--- Start Task input ---

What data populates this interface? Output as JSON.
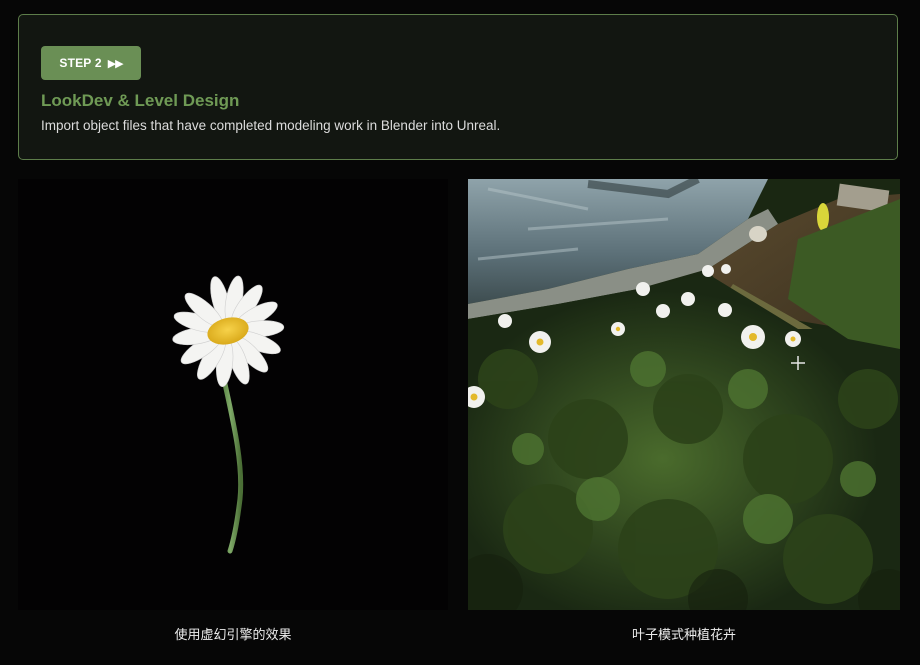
{
  "step": {
    "badge_label": "STEP 2",
    "badge_icon": "double-play-arrows-icon",
    "title": "LookDev & Level Design",
    "description": "Import object files that have completed modeling work in Blender into Unreal."
  },
  "panels": {
    "left_caption": "使用虚幻引擎的效果",
    "right_caption": "叶子模式种植花卉"
  },
  "colors": {
    "accent_green": "#6a8f55",
    "title_green": "#6f9a55",
    "card_border": "#5d7d4a",
    "background": "#060606"
  }
}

--- End Task input ---

→ **Challenge**:
Return the listing above in full and without alteration, excluding its pictures.

→ **Exercise response**:
What data populates this interface? Output as JSON.
{
  "step": {
    "badge_label": "STEP 2",
    "badge_icon": "double-play-arrows-icon",
    "title": "LookDev & Level Design",
    "description": "Import object files that have completed modeling work in Blender into Unreal."
  },
  "panels": {
    "left_caption": "使用虚幻引擎的效果",
    "right_caption": "叶子模式种植花卉"
  },
  "colors": {
    "accent_green": "#6a8f55",
    "title_green": "#6f9a55",
    "card_border": "#5d7d4a",
    "background": "#060606"
  }
}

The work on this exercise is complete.